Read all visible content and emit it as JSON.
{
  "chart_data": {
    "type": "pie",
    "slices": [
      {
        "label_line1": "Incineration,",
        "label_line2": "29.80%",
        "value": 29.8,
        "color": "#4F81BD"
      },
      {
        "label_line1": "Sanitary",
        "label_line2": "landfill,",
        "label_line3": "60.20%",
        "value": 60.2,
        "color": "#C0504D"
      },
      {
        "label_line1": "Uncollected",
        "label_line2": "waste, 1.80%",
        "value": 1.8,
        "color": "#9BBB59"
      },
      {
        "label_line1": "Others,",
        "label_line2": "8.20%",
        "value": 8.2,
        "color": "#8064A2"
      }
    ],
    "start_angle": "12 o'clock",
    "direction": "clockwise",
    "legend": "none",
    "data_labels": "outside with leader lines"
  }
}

SET EXERCISE
Restate the data above word for word, please.

RESULT OF THE EXERCISE
Read all visible content and emit it as JSON.
{
  "chart_data": {
    "type": "pie",
    "slices": [
      {
        "label_line1": "Incineration,",
        "label_line2": "29.80%",
        "value": 29.8,
        "color": "#4F81BD"
      },
      {
        "label_line1": "Sanitary",
        "label_line2": "landfill,",
        "label_line3": "60.20%",
        "value": 60.2,
        "color": "#C0504D"
      },
      {
        "label_line1": "Uncollected",
        "label_line2": "waste, 1.80%",
        "value": 1.8,
        "color": "#9BBB59"
      },
      {
        "label_line1": "Others,",
        "label_line2": "8.20%",
        "value": 8.2,
        "color": "#8064A2"
      }
    ],
    "start_angle": "12 o'clock",
    "direction": "clockwise",
    "legend": "none",
    "data_labels": "outside with leader lines"
  }
}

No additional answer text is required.